» Requirement
Output all records precisely as written.

(Stored data)

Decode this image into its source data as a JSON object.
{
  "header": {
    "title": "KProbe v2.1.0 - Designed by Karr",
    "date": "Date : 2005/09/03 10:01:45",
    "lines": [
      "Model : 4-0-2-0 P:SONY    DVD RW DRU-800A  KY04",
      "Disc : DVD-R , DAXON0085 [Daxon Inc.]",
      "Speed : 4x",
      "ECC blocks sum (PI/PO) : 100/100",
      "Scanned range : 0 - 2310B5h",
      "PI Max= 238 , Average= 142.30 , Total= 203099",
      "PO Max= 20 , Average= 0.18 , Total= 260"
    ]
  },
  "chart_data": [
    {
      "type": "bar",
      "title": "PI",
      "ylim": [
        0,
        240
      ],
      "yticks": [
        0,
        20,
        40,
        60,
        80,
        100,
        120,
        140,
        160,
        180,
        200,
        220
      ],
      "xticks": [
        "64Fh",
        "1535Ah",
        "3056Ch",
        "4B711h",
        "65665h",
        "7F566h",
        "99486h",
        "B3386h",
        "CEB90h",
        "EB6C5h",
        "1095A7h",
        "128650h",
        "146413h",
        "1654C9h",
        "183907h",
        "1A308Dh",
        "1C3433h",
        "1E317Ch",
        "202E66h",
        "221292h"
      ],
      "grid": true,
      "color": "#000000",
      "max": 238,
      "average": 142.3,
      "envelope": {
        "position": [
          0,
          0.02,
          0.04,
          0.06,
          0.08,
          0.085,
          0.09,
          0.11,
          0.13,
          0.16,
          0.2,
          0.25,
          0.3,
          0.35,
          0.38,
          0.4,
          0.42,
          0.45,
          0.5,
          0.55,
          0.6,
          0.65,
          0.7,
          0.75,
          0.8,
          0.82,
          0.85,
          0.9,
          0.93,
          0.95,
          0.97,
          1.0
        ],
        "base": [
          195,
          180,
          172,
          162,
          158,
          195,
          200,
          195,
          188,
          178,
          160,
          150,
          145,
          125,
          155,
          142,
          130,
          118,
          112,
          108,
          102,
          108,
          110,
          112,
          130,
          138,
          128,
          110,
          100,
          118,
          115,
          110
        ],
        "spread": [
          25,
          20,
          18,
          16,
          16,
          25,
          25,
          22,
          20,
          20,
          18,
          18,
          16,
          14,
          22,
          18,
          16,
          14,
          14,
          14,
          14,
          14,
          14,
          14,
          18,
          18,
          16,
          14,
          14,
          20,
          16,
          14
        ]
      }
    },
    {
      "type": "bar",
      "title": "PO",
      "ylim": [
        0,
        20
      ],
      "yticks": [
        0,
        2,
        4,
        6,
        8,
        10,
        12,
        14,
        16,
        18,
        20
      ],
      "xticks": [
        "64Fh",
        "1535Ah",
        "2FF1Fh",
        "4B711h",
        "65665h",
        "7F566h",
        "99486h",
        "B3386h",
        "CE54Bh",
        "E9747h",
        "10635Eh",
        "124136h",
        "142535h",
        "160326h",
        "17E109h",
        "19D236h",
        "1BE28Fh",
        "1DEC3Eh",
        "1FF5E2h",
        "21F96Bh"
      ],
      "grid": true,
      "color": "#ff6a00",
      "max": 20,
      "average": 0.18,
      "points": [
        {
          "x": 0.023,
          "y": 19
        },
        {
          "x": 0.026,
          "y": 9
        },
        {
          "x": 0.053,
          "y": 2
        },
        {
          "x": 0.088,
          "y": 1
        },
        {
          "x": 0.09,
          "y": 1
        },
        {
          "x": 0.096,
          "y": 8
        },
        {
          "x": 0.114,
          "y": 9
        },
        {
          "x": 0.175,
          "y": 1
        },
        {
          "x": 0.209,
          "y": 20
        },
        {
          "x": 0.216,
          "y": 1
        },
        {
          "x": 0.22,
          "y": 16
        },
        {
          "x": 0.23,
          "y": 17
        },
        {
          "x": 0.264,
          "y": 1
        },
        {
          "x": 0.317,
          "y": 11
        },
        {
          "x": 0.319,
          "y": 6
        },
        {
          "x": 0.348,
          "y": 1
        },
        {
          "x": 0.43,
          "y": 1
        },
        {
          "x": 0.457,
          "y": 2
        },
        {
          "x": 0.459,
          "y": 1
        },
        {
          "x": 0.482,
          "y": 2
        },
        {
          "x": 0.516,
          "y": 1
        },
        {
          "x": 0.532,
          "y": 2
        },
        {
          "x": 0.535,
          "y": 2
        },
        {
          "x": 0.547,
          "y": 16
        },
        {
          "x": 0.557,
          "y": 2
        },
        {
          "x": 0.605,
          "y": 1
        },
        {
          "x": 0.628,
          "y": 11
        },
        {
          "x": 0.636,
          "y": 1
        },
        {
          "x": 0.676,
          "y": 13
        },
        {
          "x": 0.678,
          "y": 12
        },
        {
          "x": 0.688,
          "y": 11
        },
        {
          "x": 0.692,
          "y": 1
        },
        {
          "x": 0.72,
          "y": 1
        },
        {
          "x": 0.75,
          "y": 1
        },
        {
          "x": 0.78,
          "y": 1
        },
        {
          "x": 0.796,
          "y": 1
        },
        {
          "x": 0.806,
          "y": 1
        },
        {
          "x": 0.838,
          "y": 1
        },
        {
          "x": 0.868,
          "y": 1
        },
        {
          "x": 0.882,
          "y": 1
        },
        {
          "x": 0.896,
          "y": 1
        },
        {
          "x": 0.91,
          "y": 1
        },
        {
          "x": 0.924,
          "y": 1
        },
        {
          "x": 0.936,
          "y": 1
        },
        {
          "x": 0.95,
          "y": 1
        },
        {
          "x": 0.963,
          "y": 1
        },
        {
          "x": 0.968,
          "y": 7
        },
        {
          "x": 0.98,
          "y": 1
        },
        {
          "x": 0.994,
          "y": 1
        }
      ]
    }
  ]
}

» Reply to the task
Decode this image into its source data as a JSON object.
{
  "header": {
    "title": "KProbe v2.1.0 - Designed by Karr",
    "date": "Date : 2005/09/03 10:01:45",
    "lines": [
      "Model : 4-0-2-0 P:SONY    DVD RW DRU-800A  KY04",
      "Disc : DVD-R , DAXON0085 [Daxon Inc.]",
      "Speed : 4x",
      "ECC blocks sum (PI/PO) : 100/100",
      "Scanned range : 0 - 2310B5h",
      "PI Max= 238 , Average= 142.30 , Total= 203099",
      "PO Max= 20 , Average= 0.18 , Total= 260"
    ]
  },
  "chart_data": [
    {
      "type": "bar",
      "title": "PI",
      "ylim": [
        0,
        240
      ],
      "yticks": [
        0,
        20,
        40,
        60,
        80,
        100,
        120,
        140,
        160,
        180,
        200,
        220
      ],
      "xticks": [
        "64Fh",
        "1535Ah",
        "3056Ch",
        "4B711h",
        "65665h",
        "7F566h",
        "99486h",
        "B3386h",
        "CEB90h",
        "EB6C5h",
        "1095A7h",
        "128650h",
        "146413h",
        "1654C9h",
        "183907h",
        "1A308Dh",
        "1C3433h",
        "1E317Ch",
        "202E66h",
        "221292h"
      ],
      "grid": true,
      "color": "#000000",
      "max": 238,
      "average": 142.3,
      "envelope": {
        "position": [
          0,
          0.02,
          0.04,
          0.06,
          0.08,
          0.085,
          0.09,
          0.11,
          0.13,
          0.16,
          0.2,
          0.25,
          0.3,
          0.35,
          0.38,
          0.4,
          0.42,
          0.45,
          0.5,
          0.55,
          0.6,
          0.65,
          0.7,
          0.75,
          0.8,
          0.82,
          0.85,
          0.9,
          0.93,
          0.95,
          0.97,
          1.0
        ],
        "base": [
          195,
          180,
          172,
          162,
          158,
          195,
          200,
          195,
          188,
          178,
          160,
          150,
          145,
          125,
          155,
          142,
          130,
          118,
          112,
          108,
          102,
          108,
          110,
          112,
          130,
          138,
          128,
          110,
          100,
          118,
          115,
          110
        ],
        "spread": [
          25,
          20,
          18,
          16,
          16,
          25,
          25,
          22,
          20,
          20,
          18,
          18,
          16,
          14,
          22,
          18,
          16,
          14,
          14,
          14,
          14,
          14,
          14,
          14,
          18,
          18,
          16,
          14,
          14,
          20,
          16,
          14
        ]
      }
    },
    {
      "type": "bar",
      "title": "PO",
      "ylim": [
        0,
        20
      ],
      "yticks": [
        0,
        2,
        4,
        6,
        8,
        10,
        12,
        14,
        16,
        18,
        20
      ],
      "xticks": [
        "64Fh",
        "1535Ah",
        "2FF1Fh",
        "4B711h",
        "65665h",
        "7F566h",
        "99486h",
        "B3386h",
        "CE54Bh",
        "E9747h",
        "10635Eh",
        "124136h",
        "142535h",
        "160326h",
        "17E109h",
        "19D236h",
        "1BE28Fh",
        "1DEC3Eh",
        "1FF5E2h",
        "21F96Bh"
      ],
      "grid": true,
      "color": "#ff6a00",
      "max": 20,
      "average": 0.18,
      "points": [
        {
          "x": 0.023,
          "y": 19
        },
        {
          "x": 0.026,
          "y": 9
        },
        {
          "x": 0.053,
          "y": 2
        },
        {
          "x": 0.088,
          "y": 1
        },
        {
          "x": 0.09,
          "y": 1
        },
        {
          "x": 0.096,
          "y": 8
        },
        {
          "x": 0.114,
          "y": 9
        },
        {
          "x": 0.175,
          "y": 1
        },
        {
          "x": 0.209,
          "y": 20
        },
        {
          "x": 0.216,
          "y": 1
        },
        {
          "x": 0.22,
          "y": 16
        },
        {
          "x": 0.23,
          "y": 17
        },
        {
          "x": 0.264,
          "y": 1
        },
        {
          "x": 0.317,
          "y": 11
        },
        {
          "x": 0.319,
          "y": 6
        },
        {
          "x": 0.348,
          "y": 1
        },
        {
          "x": 0.43,
          "y": 1
        },
        {
          "x": 0.457,
          "y": 2
        },
        {
          "x": 0.459,
          "y": 1
        },
        {
          "x": 0.482,
          "y": 2
        },
        {
          "x": 0.516,
          "y": 1
        },
        {
          "x": 0.532,
          "y": 2
        },
        {
          "x": 0.535,
          "y": 2
        },
        {
          "x": 0.547,
          "y": 16
        },
        {
          "x": 0.557,
          "y": 2
        },
        {
          "x": 0.605,
          "y": 1
        },
        {
          "x": 0.628,
          "y": 11
        },
        {
          "x": 0.636,
          "y": 1
        },
        {
          "x": 0.676,
          "y": 13
        },
        {
          "x": 0.678,
          "y": 12
        },
        {
          "x": 0.688,
          "y": 11
        },
        {
          "x": 0.692,
          "y": 1
        },
        {
          "x": 0.72,
          "y": 1
        },
        {
          "x": 0.75,
          "y": 1
        },
        {
          "x": 0.78,
          "y": 1
        },
        {
          "x": 0.796,
          "y": 1
        },
        {
          "x": 0.806,
          "y": 1
        },
        {
          "x": 0.838,
          "y": 1
        },
        {
          "x": 0.868,
          "y": 1
        },
        {
          "x": 0.882,
          "y": 1
        },
        {
          "x": 0.896,
          "y": 1
        },
        {
          "x": 0.91,
          "y": 1
        },
        {
          "x": 0.924,
          "y": 1
        },
        {
          "x": 0.936,
          "y": 1
        },
        {
          "x": 0.95,
          "y": 1
        },
        {
          "x": 0.963,
          "y": 1
        },
        {
          "x": 0.968,
          "y": 7
        },
        {
          "x": 0.98,
          "y": 1
        },
        {
          "x": 0.994,
          "y": 1
        }
      ]
    }
  ]
}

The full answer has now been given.